== Data in this exercise ==
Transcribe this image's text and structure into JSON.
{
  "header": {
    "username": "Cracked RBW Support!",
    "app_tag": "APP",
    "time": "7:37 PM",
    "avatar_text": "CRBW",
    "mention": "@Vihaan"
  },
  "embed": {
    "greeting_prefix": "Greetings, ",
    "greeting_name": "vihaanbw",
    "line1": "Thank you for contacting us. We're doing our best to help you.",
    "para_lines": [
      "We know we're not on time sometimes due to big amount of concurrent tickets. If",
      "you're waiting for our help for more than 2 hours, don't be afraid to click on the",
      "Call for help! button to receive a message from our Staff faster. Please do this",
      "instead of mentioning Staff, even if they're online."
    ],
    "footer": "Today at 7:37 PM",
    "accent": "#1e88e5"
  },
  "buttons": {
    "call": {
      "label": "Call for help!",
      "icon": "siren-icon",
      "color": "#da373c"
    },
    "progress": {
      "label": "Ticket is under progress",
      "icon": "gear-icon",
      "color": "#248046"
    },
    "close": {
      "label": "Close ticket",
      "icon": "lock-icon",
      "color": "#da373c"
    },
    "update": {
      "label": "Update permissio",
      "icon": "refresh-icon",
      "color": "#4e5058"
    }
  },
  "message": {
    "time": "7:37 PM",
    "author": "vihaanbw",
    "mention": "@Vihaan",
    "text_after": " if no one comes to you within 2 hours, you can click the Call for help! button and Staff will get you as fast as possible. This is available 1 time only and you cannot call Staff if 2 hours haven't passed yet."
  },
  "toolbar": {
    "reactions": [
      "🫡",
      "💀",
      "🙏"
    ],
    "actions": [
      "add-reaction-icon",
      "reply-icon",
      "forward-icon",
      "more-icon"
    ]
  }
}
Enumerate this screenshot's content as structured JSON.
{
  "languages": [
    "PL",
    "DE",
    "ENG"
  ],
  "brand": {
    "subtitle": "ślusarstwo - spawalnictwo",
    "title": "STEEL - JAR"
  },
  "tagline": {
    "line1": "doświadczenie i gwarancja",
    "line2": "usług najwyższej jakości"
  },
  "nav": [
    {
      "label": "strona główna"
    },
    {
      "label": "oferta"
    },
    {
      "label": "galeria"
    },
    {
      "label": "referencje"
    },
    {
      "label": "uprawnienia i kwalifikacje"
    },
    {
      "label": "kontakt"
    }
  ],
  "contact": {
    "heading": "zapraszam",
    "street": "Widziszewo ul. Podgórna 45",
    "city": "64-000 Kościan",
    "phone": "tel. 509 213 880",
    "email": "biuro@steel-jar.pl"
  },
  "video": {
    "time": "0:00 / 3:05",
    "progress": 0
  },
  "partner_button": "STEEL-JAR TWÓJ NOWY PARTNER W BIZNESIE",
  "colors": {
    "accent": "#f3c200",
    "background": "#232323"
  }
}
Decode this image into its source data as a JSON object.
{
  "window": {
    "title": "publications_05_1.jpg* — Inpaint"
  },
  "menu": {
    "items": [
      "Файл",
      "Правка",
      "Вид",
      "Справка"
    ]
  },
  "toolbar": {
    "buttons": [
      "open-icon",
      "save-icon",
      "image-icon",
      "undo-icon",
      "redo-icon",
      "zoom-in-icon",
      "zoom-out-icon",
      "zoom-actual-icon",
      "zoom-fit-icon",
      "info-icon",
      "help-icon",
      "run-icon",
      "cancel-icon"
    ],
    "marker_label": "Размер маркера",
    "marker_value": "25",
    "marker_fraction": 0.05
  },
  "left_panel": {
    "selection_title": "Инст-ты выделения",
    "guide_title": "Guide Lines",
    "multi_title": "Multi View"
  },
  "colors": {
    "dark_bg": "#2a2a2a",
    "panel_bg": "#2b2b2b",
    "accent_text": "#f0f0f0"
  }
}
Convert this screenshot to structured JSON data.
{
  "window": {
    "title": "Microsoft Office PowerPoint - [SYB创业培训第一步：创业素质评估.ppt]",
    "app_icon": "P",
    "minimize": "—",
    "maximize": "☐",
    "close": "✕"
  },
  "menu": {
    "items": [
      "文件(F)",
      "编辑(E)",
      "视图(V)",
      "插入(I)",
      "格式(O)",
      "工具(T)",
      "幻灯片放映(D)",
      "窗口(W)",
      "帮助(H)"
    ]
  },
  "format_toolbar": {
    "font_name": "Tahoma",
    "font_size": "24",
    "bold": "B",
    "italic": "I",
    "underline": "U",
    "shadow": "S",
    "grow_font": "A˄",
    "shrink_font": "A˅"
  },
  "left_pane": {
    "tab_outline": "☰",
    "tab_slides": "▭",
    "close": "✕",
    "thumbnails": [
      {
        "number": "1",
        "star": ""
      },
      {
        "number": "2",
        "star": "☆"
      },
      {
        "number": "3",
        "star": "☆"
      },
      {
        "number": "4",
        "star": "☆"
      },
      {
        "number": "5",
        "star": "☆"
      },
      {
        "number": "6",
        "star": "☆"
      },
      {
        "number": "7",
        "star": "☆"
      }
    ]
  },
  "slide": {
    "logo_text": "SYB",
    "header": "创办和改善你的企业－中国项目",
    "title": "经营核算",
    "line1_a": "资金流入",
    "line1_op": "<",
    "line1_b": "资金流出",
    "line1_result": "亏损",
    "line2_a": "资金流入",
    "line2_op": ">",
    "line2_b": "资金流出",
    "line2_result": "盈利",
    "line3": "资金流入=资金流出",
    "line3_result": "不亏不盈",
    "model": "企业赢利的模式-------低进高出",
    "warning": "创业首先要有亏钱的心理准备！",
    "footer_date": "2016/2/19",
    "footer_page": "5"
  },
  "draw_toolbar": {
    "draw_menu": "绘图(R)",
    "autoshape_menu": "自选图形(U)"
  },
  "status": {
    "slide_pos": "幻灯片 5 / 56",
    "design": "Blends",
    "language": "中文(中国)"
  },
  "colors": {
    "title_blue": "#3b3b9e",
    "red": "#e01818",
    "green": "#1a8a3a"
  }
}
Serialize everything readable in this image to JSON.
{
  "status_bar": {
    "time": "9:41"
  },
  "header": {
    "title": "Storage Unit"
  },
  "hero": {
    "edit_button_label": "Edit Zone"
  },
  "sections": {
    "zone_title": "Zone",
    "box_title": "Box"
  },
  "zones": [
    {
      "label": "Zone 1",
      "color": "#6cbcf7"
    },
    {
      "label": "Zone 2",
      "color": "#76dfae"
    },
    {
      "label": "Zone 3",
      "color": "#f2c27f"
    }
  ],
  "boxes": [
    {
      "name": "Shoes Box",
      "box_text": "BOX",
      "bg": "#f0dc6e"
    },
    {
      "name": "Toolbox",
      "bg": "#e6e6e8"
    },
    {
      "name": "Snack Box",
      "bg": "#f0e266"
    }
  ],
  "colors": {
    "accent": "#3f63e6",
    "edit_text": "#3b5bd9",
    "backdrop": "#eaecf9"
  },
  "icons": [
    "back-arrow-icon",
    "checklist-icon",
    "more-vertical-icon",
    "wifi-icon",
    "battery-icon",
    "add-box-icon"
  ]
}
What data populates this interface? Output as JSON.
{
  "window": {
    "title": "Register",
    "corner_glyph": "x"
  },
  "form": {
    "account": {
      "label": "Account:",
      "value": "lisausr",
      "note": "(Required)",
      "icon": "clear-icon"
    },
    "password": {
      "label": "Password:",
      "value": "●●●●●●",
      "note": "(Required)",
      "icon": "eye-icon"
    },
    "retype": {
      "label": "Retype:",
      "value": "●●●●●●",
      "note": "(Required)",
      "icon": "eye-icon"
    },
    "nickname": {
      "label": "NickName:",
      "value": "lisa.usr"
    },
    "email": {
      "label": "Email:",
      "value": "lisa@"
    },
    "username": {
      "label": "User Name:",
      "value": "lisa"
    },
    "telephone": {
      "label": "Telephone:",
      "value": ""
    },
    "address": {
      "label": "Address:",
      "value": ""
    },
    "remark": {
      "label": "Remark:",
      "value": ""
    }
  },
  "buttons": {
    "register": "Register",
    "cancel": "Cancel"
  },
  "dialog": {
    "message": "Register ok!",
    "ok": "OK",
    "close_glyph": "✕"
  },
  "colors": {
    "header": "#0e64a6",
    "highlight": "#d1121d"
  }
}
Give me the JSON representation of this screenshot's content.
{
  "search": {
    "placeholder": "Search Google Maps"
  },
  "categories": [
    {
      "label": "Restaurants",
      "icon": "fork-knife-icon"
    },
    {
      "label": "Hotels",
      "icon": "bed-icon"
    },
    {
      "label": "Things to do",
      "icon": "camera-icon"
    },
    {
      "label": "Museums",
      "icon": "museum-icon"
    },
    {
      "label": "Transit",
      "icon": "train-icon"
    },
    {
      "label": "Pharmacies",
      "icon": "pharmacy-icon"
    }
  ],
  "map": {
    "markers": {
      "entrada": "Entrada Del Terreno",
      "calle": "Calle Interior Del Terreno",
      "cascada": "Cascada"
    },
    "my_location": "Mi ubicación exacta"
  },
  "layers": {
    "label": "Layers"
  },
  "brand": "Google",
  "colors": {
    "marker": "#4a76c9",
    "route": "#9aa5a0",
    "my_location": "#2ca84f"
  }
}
===
**Instruction**
Every line in the data that holds "message" should be copied out.

**Exercise solution**
      "Call for help! button to receive a message from our Staff faster. Please do this",
  "message": {
    "message": "Register ok!",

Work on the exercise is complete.